### Problem statement
Please pull out every line that includes the string "content".

### Supplied material

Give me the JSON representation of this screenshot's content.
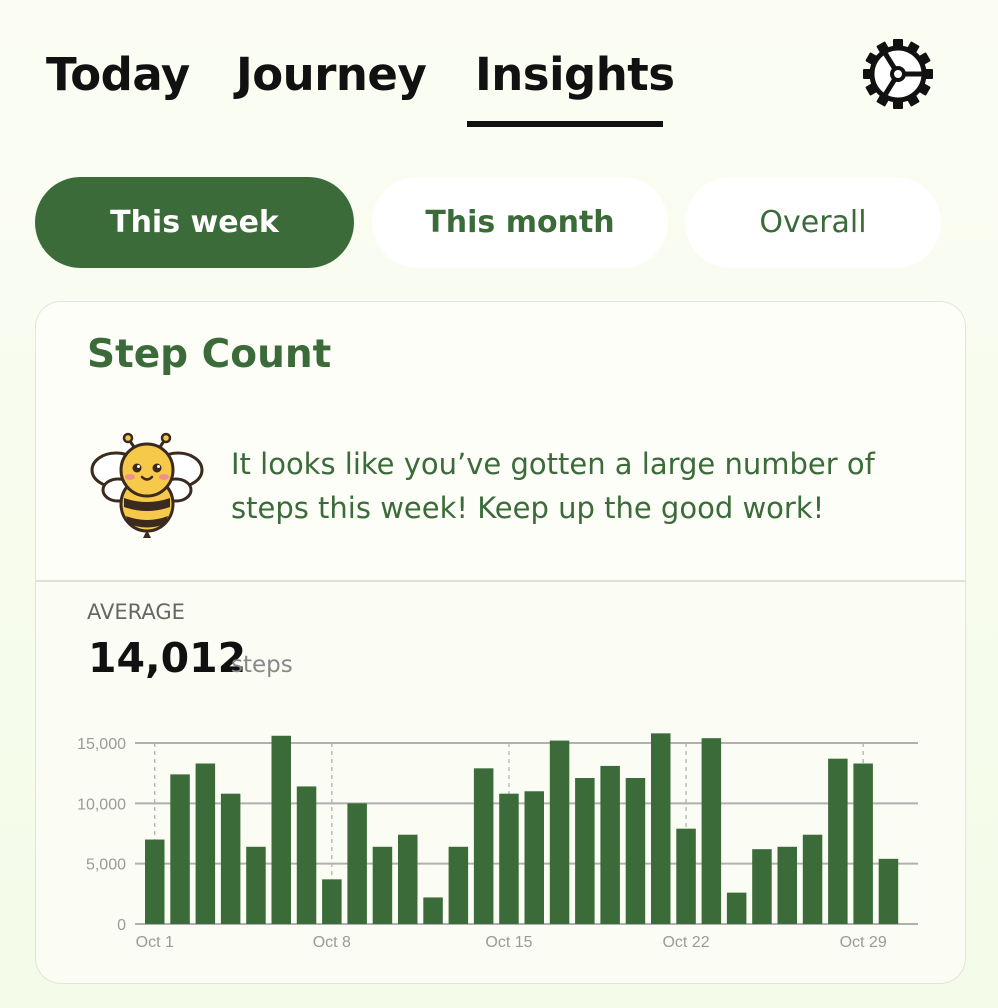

* * *

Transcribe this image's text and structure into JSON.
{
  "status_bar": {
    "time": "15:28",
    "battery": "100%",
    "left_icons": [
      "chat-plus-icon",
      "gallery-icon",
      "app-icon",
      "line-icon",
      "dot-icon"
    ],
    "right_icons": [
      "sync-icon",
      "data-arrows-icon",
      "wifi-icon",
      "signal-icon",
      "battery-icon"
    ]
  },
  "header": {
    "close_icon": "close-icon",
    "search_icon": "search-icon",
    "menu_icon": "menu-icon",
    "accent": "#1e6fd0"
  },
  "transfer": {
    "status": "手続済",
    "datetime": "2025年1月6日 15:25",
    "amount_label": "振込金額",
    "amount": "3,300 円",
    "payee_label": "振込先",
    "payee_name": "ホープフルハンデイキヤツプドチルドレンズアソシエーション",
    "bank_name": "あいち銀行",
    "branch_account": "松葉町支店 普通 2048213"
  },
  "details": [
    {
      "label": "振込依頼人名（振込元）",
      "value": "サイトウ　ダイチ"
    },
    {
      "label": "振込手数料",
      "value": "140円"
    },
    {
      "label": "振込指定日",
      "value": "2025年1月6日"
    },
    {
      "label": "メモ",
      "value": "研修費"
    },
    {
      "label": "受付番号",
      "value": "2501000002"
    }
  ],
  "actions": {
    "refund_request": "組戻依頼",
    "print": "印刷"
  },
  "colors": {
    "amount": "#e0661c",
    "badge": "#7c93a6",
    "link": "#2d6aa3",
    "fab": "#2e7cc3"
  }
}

==

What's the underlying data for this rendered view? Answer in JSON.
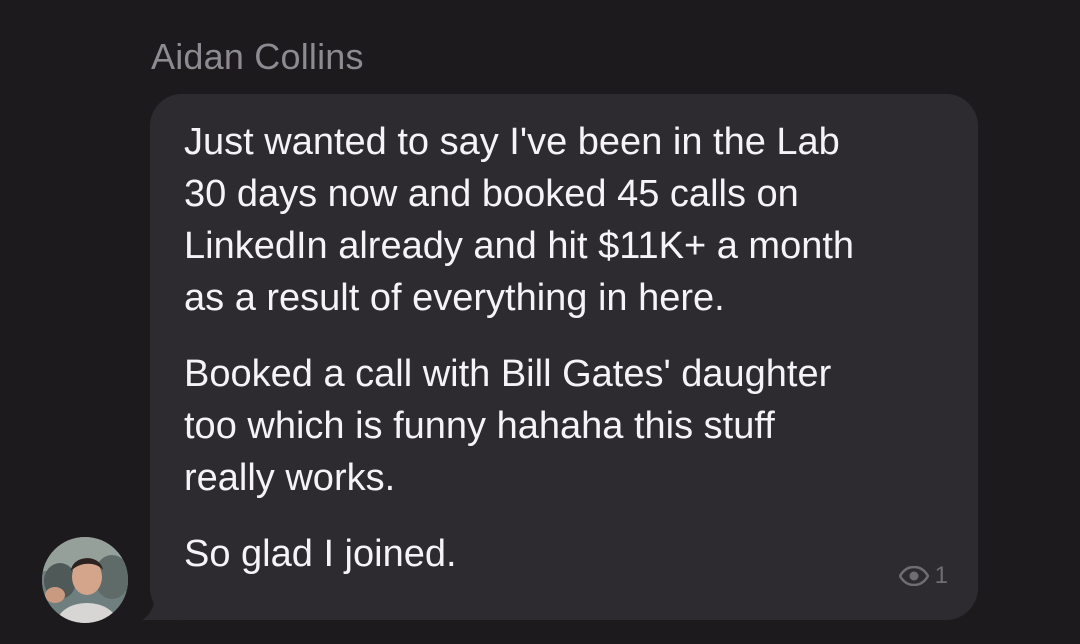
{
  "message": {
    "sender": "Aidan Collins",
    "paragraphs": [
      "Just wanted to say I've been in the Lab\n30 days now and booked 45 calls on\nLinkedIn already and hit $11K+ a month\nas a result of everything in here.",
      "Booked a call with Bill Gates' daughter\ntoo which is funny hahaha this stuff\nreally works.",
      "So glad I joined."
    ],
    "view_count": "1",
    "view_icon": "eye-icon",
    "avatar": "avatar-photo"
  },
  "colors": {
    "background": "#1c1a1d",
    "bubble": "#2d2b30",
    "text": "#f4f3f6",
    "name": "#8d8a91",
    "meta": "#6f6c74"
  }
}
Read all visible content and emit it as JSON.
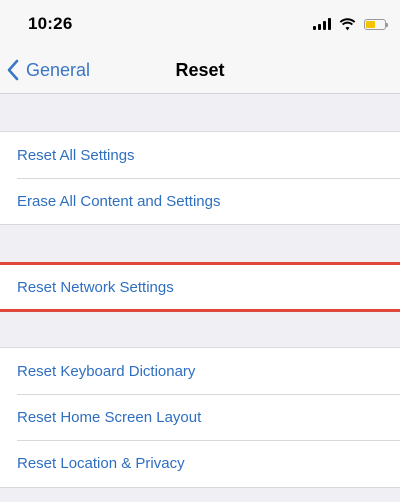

### Reply
Give me the JSON representation of this screenshot's content.
Read all visible content and emit it as JSON.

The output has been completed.